Problem description: Gather all lines with "Fonologia" from the records.
----- Dataset records
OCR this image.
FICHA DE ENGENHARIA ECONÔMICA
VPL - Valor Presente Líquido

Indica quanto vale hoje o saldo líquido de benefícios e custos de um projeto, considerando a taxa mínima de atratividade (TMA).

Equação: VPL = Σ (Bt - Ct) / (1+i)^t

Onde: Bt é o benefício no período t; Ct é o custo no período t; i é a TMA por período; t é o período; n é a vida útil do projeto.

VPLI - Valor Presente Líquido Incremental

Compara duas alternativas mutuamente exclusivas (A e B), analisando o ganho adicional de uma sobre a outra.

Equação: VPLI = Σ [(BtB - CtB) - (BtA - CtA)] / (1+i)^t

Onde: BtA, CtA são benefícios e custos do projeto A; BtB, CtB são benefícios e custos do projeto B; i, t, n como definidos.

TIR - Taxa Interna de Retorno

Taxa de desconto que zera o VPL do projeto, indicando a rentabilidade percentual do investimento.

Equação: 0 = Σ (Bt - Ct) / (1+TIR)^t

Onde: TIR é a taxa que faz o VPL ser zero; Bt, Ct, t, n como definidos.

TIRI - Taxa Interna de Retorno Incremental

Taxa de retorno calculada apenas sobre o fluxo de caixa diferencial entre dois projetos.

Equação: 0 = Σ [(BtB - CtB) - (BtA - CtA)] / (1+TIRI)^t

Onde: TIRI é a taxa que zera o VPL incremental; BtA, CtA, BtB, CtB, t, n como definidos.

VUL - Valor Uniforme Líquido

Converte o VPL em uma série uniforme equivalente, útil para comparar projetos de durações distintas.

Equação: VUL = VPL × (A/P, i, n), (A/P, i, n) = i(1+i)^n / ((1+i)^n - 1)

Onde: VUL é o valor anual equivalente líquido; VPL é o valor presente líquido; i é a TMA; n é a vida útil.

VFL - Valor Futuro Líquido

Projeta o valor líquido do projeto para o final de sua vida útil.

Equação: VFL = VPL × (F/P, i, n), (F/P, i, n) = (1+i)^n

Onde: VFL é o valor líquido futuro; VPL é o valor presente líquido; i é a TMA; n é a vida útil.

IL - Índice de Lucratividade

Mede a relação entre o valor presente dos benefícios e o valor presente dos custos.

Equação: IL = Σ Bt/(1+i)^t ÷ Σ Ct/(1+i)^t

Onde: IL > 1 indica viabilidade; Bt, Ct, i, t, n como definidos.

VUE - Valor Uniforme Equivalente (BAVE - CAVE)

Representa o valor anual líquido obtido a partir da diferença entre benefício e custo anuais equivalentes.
----------
----- Dataset records
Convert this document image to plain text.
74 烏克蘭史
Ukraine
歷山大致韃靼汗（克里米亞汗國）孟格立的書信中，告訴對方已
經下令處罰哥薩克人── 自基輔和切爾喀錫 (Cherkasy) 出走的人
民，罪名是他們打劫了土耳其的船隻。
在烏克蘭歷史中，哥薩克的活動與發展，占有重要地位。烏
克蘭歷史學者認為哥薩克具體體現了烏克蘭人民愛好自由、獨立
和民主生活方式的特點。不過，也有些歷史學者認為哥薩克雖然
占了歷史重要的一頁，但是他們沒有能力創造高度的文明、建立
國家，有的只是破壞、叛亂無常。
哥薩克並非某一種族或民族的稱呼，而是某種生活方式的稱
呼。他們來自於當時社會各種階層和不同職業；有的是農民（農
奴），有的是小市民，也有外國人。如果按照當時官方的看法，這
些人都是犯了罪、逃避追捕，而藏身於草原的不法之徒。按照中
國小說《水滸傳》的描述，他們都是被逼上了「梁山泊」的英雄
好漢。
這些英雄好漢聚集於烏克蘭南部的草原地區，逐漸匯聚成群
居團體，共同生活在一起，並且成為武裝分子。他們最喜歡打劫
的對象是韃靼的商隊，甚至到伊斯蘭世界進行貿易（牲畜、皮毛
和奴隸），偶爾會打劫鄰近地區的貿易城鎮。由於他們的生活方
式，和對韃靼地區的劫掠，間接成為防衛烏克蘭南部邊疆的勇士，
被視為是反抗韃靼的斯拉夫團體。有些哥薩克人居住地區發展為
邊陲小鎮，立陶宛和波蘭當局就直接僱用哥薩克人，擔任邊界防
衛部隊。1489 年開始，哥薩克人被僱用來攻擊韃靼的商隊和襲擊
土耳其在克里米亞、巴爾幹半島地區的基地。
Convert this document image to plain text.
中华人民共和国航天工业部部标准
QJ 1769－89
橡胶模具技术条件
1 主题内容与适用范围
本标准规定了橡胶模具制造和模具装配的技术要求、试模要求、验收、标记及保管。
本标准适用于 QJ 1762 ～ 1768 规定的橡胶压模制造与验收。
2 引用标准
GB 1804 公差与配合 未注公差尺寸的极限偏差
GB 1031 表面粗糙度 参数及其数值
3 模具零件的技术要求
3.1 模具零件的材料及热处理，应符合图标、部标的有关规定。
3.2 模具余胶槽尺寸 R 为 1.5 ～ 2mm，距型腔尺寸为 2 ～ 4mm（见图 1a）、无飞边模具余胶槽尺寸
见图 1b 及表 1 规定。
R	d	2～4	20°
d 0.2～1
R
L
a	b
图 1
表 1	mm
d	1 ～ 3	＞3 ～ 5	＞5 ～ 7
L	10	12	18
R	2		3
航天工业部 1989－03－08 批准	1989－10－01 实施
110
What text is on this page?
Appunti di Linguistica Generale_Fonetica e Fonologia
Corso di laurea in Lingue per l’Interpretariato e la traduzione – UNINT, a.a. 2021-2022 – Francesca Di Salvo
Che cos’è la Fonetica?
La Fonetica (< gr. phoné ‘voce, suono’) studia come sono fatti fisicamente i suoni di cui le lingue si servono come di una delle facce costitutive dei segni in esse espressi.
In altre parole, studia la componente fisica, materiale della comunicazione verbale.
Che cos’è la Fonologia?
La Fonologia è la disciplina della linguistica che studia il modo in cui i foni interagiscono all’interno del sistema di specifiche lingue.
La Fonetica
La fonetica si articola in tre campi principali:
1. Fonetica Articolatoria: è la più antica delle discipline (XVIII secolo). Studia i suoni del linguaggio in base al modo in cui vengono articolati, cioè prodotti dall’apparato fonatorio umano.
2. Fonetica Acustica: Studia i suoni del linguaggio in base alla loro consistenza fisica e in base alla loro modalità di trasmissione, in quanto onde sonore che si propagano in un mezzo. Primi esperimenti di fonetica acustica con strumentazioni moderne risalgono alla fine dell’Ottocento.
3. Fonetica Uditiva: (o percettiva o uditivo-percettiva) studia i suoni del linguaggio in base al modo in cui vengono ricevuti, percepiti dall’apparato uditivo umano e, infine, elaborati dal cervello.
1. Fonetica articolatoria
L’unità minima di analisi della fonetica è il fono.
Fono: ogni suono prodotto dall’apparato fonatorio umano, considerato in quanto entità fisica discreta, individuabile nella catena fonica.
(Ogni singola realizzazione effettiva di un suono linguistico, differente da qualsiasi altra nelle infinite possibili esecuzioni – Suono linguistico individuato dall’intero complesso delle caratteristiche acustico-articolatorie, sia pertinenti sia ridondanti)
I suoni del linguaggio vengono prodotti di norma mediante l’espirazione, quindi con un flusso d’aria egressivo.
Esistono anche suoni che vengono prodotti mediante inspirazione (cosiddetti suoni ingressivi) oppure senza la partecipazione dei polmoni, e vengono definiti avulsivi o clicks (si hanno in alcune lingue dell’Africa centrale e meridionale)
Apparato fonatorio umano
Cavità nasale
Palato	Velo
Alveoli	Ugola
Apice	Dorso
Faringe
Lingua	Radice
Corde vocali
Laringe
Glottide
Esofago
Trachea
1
----------
Answer to this exercise:
Appunti di Linguistica Generale_Fonetica e Fonologia
Che cos’è la Fonologia?
La Fonologia è la disciplina della linguistica che studia il modo in cui i foni interagiscono all’interno del sistema di specifiche lingue.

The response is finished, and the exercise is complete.